--- Begin Available records ---
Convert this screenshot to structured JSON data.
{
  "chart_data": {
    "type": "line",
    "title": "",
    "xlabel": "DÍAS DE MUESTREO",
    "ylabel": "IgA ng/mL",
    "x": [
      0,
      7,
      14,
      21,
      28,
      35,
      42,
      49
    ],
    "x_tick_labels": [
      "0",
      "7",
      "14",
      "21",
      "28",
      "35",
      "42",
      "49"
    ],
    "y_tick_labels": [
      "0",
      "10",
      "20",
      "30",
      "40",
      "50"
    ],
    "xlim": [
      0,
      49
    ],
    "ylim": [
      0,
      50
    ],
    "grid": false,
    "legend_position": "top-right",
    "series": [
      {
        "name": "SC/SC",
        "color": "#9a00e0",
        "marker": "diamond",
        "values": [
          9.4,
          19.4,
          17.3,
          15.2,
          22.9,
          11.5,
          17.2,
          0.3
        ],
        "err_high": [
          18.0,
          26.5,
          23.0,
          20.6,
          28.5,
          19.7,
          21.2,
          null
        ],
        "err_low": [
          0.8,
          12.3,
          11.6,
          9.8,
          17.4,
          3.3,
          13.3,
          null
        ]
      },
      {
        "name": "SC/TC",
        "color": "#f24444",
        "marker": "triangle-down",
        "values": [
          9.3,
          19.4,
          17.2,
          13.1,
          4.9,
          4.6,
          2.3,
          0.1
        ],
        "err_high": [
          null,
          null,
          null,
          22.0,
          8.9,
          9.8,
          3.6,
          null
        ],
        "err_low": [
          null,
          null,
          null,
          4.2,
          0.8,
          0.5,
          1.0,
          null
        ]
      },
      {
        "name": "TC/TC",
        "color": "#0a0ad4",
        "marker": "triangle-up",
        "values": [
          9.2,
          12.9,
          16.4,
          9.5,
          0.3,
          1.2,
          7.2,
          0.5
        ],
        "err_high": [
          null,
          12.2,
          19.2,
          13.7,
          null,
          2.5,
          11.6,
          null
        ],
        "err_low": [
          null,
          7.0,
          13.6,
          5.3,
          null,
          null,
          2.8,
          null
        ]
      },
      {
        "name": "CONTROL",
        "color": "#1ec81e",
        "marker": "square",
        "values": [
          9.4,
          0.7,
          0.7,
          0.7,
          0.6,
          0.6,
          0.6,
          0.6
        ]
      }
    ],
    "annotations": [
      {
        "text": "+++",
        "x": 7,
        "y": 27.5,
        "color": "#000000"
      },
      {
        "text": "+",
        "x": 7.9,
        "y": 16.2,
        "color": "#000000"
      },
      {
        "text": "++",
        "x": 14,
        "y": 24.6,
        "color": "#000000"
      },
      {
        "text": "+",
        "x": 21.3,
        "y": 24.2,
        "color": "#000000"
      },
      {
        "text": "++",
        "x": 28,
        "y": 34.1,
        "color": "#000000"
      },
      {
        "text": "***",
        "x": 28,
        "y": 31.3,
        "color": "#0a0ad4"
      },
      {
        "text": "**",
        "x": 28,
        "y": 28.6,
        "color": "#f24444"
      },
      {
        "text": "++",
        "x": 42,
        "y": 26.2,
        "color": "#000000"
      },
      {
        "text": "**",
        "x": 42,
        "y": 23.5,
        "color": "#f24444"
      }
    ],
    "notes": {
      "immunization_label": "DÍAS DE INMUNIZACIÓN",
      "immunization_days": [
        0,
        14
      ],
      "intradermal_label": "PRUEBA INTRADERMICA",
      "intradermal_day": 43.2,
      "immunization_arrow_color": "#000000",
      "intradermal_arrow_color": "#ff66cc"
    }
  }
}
--- End Available records ---
Problem statement
In the entries above, identify each line that includes the string "triangle", then copy it.

The solution
        "marker": "triangle-down",
        "marker": "triangle-up",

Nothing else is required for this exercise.